--- start Given records ---

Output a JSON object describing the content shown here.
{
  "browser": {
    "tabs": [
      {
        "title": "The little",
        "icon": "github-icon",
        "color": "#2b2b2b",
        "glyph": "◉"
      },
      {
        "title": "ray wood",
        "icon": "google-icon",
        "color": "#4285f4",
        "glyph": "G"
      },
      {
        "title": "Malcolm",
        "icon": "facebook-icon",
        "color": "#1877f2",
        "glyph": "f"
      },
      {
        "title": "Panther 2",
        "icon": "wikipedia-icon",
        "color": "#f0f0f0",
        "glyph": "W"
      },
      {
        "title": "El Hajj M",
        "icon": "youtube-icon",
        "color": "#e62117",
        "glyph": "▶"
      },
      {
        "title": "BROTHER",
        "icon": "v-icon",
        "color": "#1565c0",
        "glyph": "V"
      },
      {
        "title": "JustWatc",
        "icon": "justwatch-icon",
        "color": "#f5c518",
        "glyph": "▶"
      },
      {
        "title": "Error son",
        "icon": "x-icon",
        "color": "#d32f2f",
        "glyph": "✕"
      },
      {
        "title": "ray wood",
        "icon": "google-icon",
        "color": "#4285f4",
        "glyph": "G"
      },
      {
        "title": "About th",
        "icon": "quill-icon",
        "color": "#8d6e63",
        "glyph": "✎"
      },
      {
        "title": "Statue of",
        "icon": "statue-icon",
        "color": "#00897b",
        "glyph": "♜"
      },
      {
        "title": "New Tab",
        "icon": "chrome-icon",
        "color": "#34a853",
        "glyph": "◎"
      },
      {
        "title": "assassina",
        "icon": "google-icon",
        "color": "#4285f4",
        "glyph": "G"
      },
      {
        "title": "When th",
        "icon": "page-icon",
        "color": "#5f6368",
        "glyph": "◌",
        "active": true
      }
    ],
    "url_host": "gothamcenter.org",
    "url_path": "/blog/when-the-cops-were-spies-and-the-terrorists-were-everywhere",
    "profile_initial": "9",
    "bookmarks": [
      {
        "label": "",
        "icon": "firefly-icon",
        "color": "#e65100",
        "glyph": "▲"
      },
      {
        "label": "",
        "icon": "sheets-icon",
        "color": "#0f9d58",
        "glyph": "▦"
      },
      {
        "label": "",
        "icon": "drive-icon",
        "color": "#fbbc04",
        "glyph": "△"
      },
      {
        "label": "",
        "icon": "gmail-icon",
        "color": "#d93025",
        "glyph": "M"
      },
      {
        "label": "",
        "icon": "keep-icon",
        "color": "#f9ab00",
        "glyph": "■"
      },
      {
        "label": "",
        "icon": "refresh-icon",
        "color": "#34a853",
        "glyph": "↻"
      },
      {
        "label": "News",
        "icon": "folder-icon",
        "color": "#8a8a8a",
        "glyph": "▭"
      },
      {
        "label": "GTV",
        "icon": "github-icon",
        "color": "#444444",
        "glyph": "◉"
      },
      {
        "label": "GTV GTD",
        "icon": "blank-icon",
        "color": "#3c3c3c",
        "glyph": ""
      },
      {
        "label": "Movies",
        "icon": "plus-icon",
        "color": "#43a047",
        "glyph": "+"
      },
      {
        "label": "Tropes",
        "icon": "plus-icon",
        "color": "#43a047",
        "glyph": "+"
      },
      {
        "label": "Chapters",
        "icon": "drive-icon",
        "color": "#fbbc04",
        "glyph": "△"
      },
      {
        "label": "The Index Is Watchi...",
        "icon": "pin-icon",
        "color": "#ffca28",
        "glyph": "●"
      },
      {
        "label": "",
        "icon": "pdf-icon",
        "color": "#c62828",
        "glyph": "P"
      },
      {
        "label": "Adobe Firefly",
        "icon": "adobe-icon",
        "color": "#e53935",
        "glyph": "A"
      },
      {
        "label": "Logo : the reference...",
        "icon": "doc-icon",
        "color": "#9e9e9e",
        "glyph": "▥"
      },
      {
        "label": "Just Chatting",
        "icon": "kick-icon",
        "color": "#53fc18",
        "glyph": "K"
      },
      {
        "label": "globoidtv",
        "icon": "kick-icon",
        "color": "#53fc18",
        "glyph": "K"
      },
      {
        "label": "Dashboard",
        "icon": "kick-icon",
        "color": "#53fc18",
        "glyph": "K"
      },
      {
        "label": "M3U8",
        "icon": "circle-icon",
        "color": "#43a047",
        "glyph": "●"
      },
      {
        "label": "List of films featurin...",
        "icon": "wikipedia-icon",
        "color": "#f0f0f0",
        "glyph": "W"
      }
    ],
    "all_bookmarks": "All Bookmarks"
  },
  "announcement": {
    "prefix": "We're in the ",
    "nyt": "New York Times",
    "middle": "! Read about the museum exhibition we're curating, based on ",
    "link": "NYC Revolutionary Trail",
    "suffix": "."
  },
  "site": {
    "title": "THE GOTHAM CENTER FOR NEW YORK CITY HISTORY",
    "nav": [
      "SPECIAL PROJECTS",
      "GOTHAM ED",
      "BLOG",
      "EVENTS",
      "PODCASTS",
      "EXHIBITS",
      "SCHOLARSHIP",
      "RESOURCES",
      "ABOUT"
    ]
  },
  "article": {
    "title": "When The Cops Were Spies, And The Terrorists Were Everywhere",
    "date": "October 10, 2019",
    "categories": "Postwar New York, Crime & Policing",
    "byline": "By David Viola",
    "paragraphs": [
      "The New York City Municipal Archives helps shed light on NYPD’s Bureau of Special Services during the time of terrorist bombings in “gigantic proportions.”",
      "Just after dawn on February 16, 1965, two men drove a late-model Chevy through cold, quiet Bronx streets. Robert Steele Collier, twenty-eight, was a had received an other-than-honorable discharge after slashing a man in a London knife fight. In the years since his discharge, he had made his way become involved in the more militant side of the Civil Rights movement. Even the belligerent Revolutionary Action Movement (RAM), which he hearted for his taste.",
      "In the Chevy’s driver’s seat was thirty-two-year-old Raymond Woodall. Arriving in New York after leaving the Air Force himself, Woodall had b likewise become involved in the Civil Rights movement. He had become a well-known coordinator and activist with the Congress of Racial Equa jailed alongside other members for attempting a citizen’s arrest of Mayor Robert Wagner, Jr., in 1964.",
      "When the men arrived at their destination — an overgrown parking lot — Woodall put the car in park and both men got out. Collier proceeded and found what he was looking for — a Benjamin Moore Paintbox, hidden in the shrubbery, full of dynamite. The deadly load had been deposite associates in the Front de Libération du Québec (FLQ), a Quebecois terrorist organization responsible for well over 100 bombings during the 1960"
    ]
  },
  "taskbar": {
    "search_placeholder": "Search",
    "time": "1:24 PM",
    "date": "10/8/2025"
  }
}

--- end Given records ---

◆ **Request**
How many lines of the records contain the string "after"? Respond with the number alone.

◆ **Task answer**
2